Rewrite each row, substituting "box coordinates" for "bounding boxes" and keeping everything else unchanged.

- **Provided records**:
---*---
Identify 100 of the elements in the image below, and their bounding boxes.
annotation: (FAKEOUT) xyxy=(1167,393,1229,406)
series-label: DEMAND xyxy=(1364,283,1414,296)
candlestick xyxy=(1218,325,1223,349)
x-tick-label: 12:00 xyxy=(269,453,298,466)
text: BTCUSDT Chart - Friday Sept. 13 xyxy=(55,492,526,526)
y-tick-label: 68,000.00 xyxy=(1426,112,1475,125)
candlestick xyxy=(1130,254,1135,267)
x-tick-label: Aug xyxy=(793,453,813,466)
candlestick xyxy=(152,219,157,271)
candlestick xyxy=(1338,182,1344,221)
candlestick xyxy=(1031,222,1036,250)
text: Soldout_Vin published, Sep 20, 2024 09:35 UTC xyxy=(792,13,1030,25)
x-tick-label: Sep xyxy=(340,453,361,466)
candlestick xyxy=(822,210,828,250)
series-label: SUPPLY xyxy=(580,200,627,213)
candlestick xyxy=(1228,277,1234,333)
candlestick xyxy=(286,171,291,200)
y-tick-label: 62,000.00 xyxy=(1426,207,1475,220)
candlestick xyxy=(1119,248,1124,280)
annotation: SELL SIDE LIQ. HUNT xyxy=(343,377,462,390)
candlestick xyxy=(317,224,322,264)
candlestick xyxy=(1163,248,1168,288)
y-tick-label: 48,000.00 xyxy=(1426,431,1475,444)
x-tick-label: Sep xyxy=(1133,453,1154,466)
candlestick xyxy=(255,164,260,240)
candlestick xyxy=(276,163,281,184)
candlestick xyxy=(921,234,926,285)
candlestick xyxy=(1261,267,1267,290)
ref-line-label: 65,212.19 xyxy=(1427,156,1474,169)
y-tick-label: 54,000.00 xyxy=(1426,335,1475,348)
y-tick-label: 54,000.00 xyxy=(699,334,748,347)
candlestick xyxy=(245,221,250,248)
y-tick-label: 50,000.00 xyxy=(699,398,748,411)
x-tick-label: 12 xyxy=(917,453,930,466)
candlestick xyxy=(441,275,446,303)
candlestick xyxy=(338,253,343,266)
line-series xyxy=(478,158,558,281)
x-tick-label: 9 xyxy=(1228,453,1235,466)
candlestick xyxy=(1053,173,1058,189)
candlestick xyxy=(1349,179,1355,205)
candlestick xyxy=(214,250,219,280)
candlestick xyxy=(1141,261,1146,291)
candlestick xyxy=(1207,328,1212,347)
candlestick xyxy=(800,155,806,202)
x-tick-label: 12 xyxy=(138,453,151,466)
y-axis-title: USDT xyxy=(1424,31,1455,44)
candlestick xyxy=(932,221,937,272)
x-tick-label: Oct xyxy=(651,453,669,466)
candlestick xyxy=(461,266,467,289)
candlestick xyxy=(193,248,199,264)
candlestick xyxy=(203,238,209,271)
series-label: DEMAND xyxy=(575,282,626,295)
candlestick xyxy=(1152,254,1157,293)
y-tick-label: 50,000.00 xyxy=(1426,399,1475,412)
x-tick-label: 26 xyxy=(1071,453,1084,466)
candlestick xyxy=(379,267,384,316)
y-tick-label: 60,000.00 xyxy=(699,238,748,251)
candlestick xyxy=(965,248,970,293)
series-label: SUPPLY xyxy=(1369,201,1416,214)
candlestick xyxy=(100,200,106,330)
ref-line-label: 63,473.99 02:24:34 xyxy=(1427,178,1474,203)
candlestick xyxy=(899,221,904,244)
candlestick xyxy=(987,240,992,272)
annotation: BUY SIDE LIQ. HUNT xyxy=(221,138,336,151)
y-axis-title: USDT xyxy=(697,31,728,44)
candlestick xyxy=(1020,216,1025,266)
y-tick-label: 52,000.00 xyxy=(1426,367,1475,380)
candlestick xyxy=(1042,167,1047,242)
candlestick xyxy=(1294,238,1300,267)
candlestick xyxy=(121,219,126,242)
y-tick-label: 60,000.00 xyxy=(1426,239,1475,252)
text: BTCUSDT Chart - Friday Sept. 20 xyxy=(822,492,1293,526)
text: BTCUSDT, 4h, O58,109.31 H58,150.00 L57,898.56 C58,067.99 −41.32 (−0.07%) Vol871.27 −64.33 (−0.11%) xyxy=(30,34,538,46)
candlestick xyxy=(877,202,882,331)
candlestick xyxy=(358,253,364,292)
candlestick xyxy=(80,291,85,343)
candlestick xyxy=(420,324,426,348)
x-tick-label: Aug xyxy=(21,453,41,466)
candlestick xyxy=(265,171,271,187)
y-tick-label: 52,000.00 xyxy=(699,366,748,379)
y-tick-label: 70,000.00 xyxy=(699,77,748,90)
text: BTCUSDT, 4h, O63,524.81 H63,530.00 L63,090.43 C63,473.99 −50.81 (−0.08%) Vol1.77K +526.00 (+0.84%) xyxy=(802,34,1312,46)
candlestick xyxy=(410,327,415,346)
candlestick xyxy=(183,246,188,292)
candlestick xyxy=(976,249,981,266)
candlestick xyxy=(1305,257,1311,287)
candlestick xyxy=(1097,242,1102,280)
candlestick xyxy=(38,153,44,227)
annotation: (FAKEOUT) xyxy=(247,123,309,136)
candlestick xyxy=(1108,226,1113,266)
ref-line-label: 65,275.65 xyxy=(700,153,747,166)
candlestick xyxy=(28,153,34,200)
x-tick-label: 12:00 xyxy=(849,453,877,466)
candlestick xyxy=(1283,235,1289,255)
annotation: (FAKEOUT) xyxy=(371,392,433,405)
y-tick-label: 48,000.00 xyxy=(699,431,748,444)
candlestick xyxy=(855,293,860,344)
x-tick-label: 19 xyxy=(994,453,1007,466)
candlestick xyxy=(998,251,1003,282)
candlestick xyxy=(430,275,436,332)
---*---
- **Task output**:
Identify 100 of the elements in the image below, and their box coordinates.
annotation: (FAKEOUT) xyxy=(1167,393,1229,406)
series-label: DEMAND xyxy=(1364,283,1414,296)
candlestick xyxy=(1218,325,1223,349)
x-tick-label: 12:00 xyxy=(269,453,298,466)
text: BTCUSDT Chart - Friday Sept. 13 xyxy=(55,492,526,526)
y-tick-label: 68,000.00 xyxy=(1426,112,1475,125)
candlestick xyxy=(1130,254,1135,267)
x-tick-label: Aug xyxy=(793,453,813,466)
candlestick xyxy=(152,219,157,271)
candlestick xyxy=(1338,182,1344,221)
candlestick xyxy=(1031,222,1036,250)
text: Soldout_Vin published, Sep 20, 2024 09:35 UTC xyxy=(792,13,1030,25)
x-tick-label: Sep xyxy=(340,453,361,466)
candlestick xyxy=(822,210,828,250)
series-label: SUPPLY xyxy=(580,200,627,213)
candlestick xyxy=(1228,277,1234,333)
candlestick xyxy=(286,171,291,200)
y-tick-label: 62,000.00 xyxy=(1426,207,1475,220)
candlestick xyxy=(1119,248,1124,280)
annotation: SELL SIDE LIQ. HUNT xyxy=(343,377,462,390)
candlestick xyxy=(317,224,322,264)
candlestick xyxy=(1163,248,1168,288)
y-tick-label: 48,000.00 xyxy=(1426,431,1475,444)
x-tick-label: Sep xyxy=(1133,453,1154,466)
candlestick xyxy=(255,164,260,240)
candlestick xyxy=(276,163,281,184)
candlestick xyxy=(921,234,926,285)
candlestick xyxy=(1261,267,1267,290)
ref-line-label: 65,212.19 xyxy=(1427,156,1474,169)
y-tick-label: 54,000.00 xyxy=(1426,335,1475,348)
y-tick-label: 54,000.00 xyxy=(699,334,748,347)
candlestick xyxy=(245,221,250,248)
y-tick-label: 50,000.00 xyxy=(699,398,748,411)
x-tick-label: 12 xyxy=(917,453,930,466)
candlestick xyxy=(441,275,446,303)
candlestick xyxy=(338,253,343,266)
line-series xyxy=(478,158,558,281)
x-tick-label: 9 xyxy=(1228,453,1235,466)
candlestick xyxy=(1053,173,1058,189)
candlestick xyxy=(1349,179,1355,205)
candlestick xyxy=(214,250,219,280)
candlestick xyxy=(1141,261,1146,291)
candlestick xyxy=(1207,328,1212,347)
candlestick xyxy=(800,155,806,202)
x-tick-label: 12 xyxy=(138,453,151,466)
y-axis-title: USDT xyxy=(1424,31,1455,44)
candlestick xyxy=(932,221,937,272)
x-tick-label: Oct xyxy=(651,453,669,466)
candlestick xyxy=(461,266,467,289)
candlestick xyxy=(193,248,199,264)
candlestick xyxy=(203,238,209,271)
series-label: DEMAND xyxy=(575,282,626,295)
candlestick xyxy=(1152,254,1157,293)
y-tick-label: 50,000.00 xyxy=(1426,399,1475,412)
x-tick-label: 26 xyxy=(1071,453,1084,466)
candlestick xyxy=(379,267,384,316)
y-tick-label: 60,000.00 xyxy=(699,238,748,251)
candlestick xyxy=(965,248,970,293)
series-label: SUPPLY xyxy=(1369,201,1416,214)
candlestick xyxy=(100,200,106,330)
ref-line-label: 63,473.99 02:24:34 xyxy=(1427,178,1474,203)
candlestick xyxy=(899,221,904,244)
candlestick xyxy=(987,240,992,272)
annotation: BUY SIDE LIQ. HUNT xyxy=(221,138,336,151)
y-axis-title: USDT xyxy=(697,31,728,44)
candlestick xyxy=(1020,216,1025,266)
y-tick-label: 52,000.00 xyxy=(1426,367,1475,380)
candlestick xyxy=(1042,167,1047,242)
candlestick xyxy=(1294,238,1300,267)
candlestick xyxy=(121,219,126,242)
y-tick-label: 60,000.00 xyxy=(1426,239,1475,252)
text: BTCUSDT Chart - Friday Sept. 20 xyxy=(822,492,1293,526)
text: BTCUSDT, 4h, O58,109.31 H58,150.00 L57,898.56 C58,067.99 −41.32 (−0.07%) Vol871.27 −64.33 (−0.11%) xyxy=(30,34,538,46)
candlestick xyxy=(877,202,882,331)
candlestick xyxy=(358,253,364,292)
candlestick xyxy=(80,291,85,343)
candlestick xyxy=(420,324,426,348)
x-tick-label: Aug xyxy=(21,453,41,466)
candlestick xyxy=(265,171,271,187)
y-tick-label: 52,000.00 xyxy=(699,366,748,379)
y-tick-label: 70,000.00 xyxy=(699,77,748,90)
text: BTCUSDT, 4h, O63,524.81 H63,530.00 L63,090.43 C63,473.99 −50.81 (−0.08%) Vol1.77K +526.00 (+0.84%) xyxy=(802,34,1312,46)
candlestick xyxy=(410,327,415,346)
candlestick xyxy=(183,246,188,292)
candlestick xyxy=(976,249,981,266)
candlestick xyxy=(1305,257,1311,287)
candlestick xyxy=(1097,242,1102,280)
candlestick xyxy=(38,153,44,227)
annotation: (FAKEOUT) xyxy=(247,123,309,136)
candlestick xyxy=(1108,226,1113,266)
ref-line-label: 65,275.65 xyxy=(700,153,747,166)
candlestick xyxy=(28,153,34,200)
x-tick-label: 12:00 xyxy=(849,453,877,466)
candlestick xyxy=(1283,235,1289,255)
annotation: (FAKEOUT) xyxy=(371,392,433,405)
y-tick-label: 48,000.00 xyxy=(699,431,748,444)
candlestick xyxy=(855,293,860,344)
x-tick-label: 19 xyxy=(994,453,1007,466)
candlestick xyxy=(998,251,1003,282)
candlestick xyxy=(430,275,436,332)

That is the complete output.